Problem: Pick out the lines below with "Enumerate" and list them.

Data for this exercise:
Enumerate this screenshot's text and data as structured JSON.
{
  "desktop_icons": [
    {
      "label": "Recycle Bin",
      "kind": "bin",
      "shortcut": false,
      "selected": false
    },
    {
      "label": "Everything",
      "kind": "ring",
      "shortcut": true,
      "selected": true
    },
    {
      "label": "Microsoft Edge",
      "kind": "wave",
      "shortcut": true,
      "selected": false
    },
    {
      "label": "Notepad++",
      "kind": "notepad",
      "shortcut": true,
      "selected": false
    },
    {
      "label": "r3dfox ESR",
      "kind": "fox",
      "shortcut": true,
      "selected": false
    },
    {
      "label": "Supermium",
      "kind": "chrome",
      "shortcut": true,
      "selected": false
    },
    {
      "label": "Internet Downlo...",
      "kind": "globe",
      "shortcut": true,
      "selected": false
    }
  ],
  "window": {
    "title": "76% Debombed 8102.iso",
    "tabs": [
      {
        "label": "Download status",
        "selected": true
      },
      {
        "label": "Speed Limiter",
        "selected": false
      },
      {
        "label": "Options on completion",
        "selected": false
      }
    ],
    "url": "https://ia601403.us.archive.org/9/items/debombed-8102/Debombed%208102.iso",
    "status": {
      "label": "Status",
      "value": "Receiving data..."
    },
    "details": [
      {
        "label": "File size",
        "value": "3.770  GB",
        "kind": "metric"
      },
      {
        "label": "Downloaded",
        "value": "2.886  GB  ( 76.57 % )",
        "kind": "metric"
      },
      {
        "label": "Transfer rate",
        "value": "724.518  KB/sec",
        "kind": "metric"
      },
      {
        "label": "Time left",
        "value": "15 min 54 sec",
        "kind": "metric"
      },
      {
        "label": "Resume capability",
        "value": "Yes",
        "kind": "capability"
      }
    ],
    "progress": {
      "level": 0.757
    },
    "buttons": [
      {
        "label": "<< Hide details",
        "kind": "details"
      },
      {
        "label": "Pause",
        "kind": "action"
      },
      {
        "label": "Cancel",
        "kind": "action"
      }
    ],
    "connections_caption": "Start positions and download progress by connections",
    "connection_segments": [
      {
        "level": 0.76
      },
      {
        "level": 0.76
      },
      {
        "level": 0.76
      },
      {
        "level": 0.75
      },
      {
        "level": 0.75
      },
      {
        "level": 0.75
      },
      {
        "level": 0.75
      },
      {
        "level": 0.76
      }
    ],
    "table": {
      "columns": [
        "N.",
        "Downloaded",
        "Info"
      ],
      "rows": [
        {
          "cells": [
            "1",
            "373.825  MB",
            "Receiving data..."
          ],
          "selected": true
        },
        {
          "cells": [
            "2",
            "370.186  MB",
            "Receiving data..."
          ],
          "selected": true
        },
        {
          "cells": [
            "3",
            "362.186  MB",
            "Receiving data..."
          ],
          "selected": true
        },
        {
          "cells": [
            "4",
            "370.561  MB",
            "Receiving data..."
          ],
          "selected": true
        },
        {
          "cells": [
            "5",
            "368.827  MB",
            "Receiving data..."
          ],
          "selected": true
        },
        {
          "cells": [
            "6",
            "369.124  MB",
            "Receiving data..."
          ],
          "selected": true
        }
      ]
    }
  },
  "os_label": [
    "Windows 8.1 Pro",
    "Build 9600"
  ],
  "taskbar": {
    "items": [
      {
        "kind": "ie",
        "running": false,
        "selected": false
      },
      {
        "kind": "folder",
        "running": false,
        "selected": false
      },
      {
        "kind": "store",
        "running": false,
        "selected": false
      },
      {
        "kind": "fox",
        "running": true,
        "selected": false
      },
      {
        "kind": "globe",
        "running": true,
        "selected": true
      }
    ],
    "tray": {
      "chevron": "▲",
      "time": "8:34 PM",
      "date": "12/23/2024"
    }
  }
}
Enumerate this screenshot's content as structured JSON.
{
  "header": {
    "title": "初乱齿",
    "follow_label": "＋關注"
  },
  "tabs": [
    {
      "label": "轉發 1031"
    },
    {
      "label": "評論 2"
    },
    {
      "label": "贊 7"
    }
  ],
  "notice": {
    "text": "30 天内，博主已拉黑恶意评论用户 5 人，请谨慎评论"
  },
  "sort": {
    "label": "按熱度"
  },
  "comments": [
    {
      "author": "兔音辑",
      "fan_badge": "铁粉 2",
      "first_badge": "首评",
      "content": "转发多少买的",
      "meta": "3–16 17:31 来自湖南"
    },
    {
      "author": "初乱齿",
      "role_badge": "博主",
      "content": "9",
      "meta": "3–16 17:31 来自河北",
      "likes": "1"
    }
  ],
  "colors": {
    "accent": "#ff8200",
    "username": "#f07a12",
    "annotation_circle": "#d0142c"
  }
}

The completed task:
Enumerate this screenshot's text and data as structured JSON.
Enumerate this screenshot's content as structured JSON.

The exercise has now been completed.